### Task to carry out
Word for word, give the material below again, minus any images.

%%

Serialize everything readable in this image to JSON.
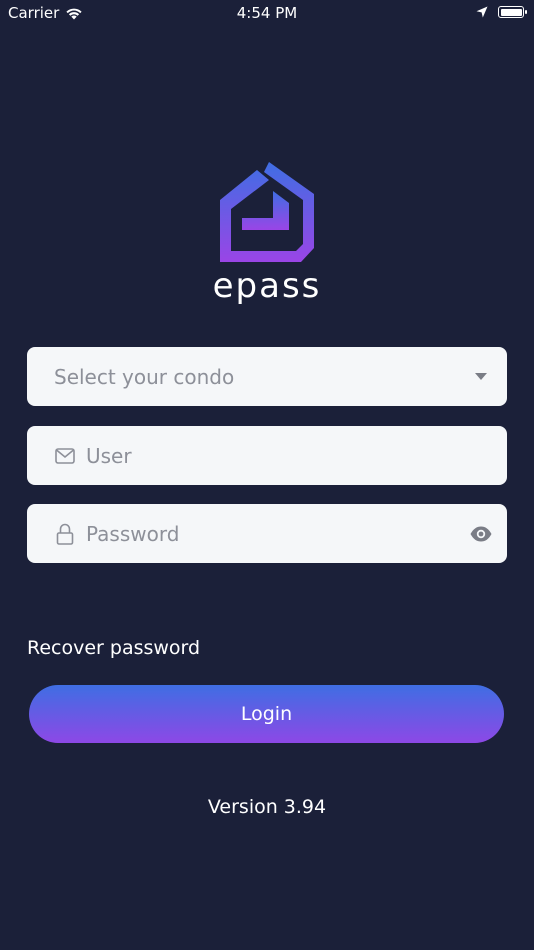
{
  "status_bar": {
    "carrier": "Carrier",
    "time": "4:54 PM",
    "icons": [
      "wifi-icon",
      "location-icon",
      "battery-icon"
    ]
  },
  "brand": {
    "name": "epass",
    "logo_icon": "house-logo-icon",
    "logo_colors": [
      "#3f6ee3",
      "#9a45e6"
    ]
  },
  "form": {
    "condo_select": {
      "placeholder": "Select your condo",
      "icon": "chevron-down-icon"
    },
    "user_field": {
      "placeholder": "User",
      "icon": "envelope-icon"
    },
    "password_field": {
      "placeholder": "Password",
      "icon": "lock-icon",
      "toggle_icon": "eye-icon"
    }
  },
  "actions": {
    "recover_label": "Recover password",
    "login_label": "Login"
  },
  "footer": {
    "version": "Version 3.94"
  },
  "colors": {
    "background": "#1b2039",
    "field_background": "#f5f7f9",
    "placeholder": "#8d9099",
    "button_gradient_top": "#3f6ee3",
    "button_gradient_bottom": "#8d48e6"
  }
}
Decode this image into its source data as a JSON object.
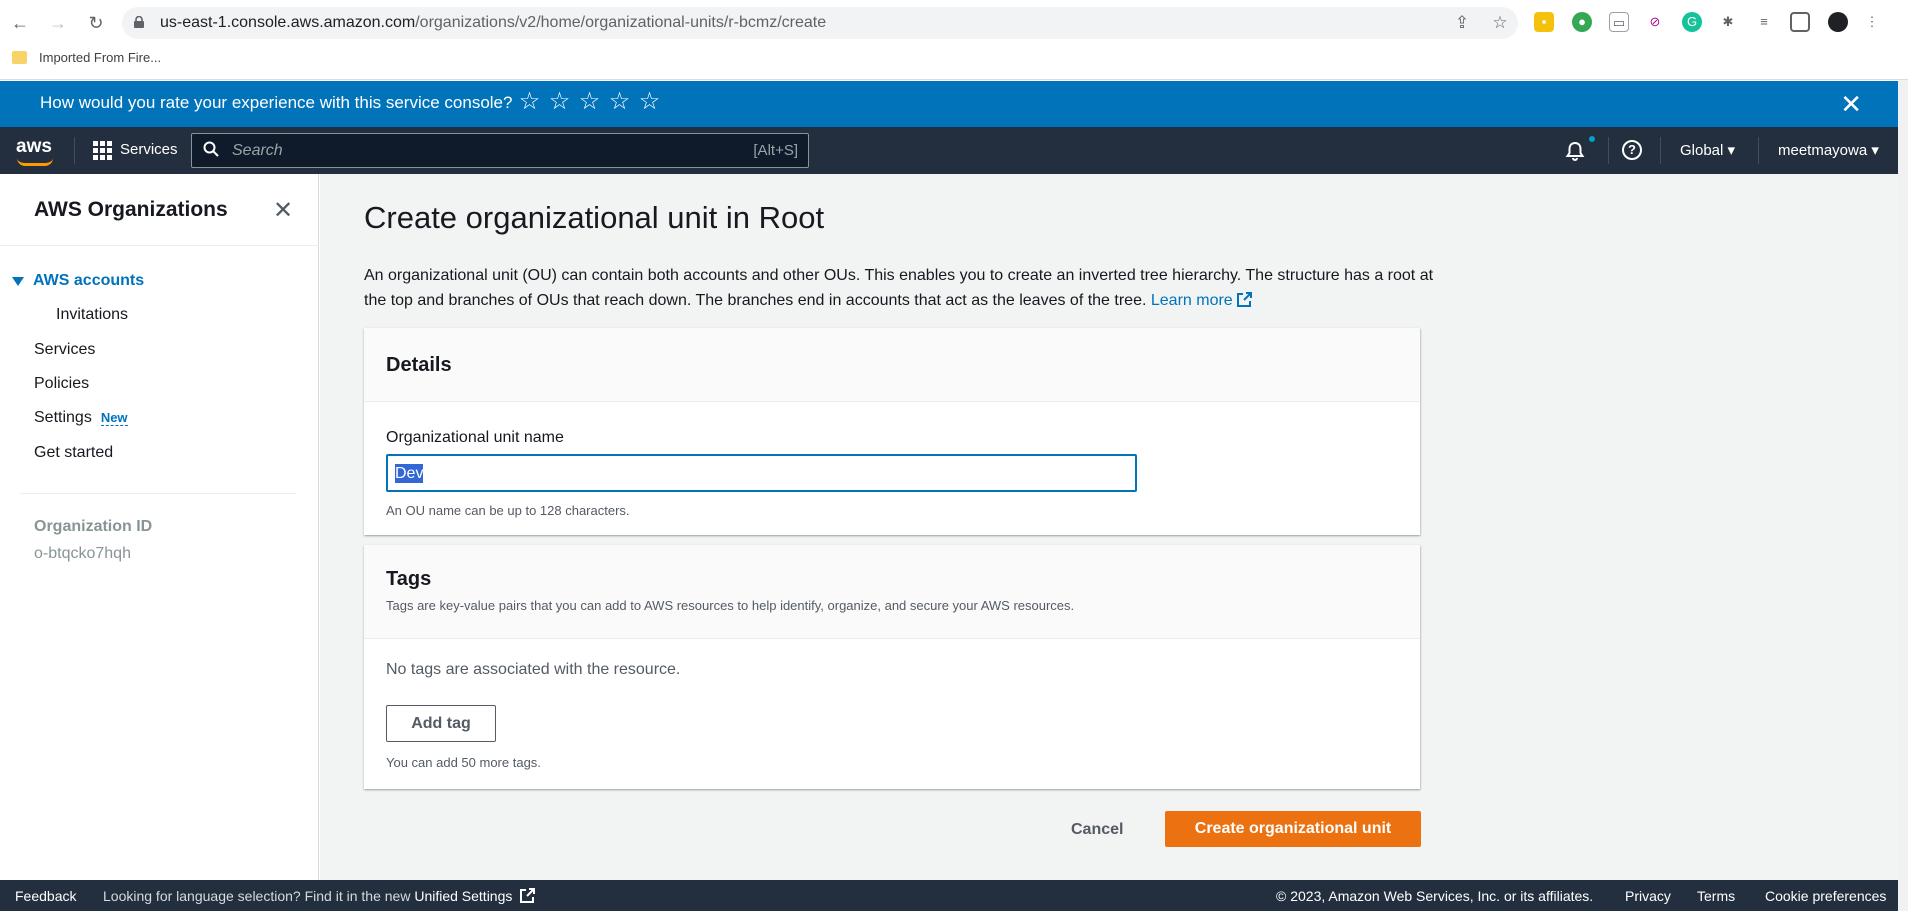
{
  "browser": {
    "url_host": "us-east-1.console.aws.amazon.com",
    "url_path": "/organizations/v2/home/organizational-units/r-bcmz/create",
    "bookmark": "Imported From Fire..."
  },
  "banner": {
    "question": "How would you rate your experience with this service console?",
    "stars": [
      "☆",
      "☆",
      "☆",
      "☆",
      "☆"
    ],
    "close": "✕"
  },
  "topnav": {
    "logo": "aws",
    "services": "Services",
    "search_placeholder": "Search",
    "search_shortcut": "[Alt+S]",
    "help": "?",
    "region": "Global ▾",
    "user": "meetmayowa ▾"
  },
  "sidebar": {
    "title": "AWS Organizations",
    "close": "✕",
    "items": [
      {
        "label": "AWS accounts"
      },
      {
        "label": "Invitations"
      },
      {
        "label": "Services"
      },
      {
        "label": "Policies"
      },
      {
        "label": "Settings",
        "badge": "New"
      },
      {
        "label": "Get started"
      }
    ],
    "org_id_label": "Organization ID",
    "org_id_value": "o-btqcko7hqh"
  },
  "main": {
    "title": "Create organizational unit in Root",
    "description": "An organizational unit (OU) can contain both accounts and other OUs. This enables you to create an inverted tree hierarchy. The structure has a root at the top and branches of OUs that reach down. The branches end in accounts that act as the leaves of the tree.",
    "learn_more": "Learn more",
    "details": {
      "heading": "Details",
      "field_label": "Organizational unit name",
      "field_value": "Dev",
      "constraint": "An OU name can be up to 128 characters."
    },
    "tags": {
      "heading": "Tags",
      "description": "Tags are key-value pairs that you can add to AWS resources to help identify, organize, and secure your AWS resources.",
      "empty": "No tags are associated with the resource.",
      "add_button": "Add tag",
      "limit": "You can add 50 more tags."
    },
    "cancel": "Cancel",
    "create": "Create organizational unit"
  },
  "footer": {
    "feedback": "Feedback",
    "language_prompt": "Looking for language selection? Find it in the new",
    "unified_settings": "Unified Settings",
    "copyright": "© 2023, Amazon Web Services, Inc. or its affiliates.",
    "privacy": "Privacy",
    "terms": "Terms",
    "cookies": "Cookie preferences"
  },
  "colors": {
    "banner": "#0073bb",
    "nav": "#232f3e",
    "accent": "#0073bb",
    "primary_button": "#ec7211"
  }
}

%%

### Answer to the exercise
Serialize everything readable in this image to JSON.
{
  "status_bar": {
    "carrier": "Carrier",
    "time": "4:54 PM",
    "icons": [
      "wifi-icon",
      "location-icon",
      "battery-icon"
    ]
  },
  "brand": {
    "name": "epass",
    "logo_icon": "house-logo-icon",
    "logo_colors": [
      "#3f6ee3",
      "#9a45e6"
    ]
  },
  "form": {
    "condo_select": {
      "placeholder": "Select your condo",
      "icon": "chevron-down-icon"
    },
    "user_field": {
      "placeholder": "User",
      "icon": "envelope-icon"
    },
    "password_field": {
      "placeholder": "Password",
      "icon": "lock-icon",
      "toggle_icon": "eye-icon"
    }
  },
  "actions": {
    "recover_label": "Recover password",
    "login_label": "Login"
  },
  "footer": {
    "version": "Version 3.94"
  },
  "colors": {
    "background": "#1b2039",
    "field_background": "#f5f7f9",
    "placeholder": "#8d9099",
    "button_gradient_top": "#3f6ee3",
    "button_gradient_bottom": "#8d48e6"
  }
}
Decode this image into its source data as a JSON object.
{
  "browser": {
    "url_host": "us-east-1.console.aws.amazon.com",
    "url_path": "/organizations/v2/home/organizational-units/r-bcmz/create",
    "bookmark": "Imported From Fire..."
  },
  "banner": {
    "question": "How would you rate your experience with this service console?",
    "stars": [
      "☆",
      "☆",
      "☆",
      "☆",
      "☆"
    ],
    "close": "✕"
  },
  "topnav": {
    "logo": "aws",
    "services": "Services",
    "search_placeholder": "Search",
    "search_shortcut": "[Alt+S]",
    "help": "?",
    "region": "Global ▾",
    "user": "meetmayowa ▾"
  },
  "sidebar": {
    "title": "AWS Organizations",
    "close": "✕",
    "items": [
      {
        "label": "AWS accounts"
      },
      {
        "label": "Invitations"
      },
      {
        "label": "Services"
      },
      {
        "label": "Policies"
      },
      {
        "label": "Settings",
        "badge": "New"
      },
      {
        "label": "Get started"
      }
    ],
    "org_id_label": "Organization ID",
    "org_id_value": "o-btqcko7hqh"
  },
  "main": {
    "title": "Create organizational unit in Root",
    "description": "An organizational unit (OU) can contain both accounts and other OUs. This enables you to create an inverted tree hierarchy. The structure has a root at the top and branches of OUs that reach down. The branches end in accounts that act as the leaves of the tree.",
    "learn_more": "Learn more",
    "details": {
      "heading": "Details",
      "field_label": "Organizational unit name",
      "field_value": "Dev",
      "constraint": "An OU name can be up to 128 characters."
    },
    "tags": {
      "heading": "Tags",
      "description": "Tags are key-value pairs that you can add to AWS resources to help identify, organize, and secure your AWS resources.",
      "empty": "No tags are associated with the resource.",
      "add_button": "Add tag",
      "limit": "You can add 50 more tags."
    },
    "cancel": "Cancel",
    "create": "Create organizational unit"
  },
  "footer": {
    "feedback": "Feedback",
    "language_prompt": "Looking for language selection? Find it in the new",
    "unified_settings": "Unified Settings",
    "copyright": "© 2023, Amazon Web Services, Inc. or its affiliates.",
    "privacy": "Privacy",
    "terms": "Terms",
    "cookies": "Cookie preferences"
  },
  "colors": {
    "banner": "#0073bb",
    "nav": "#232f3e",
    "accent": "#0073bb",
    "primary_button": "#ec7211"
  }
}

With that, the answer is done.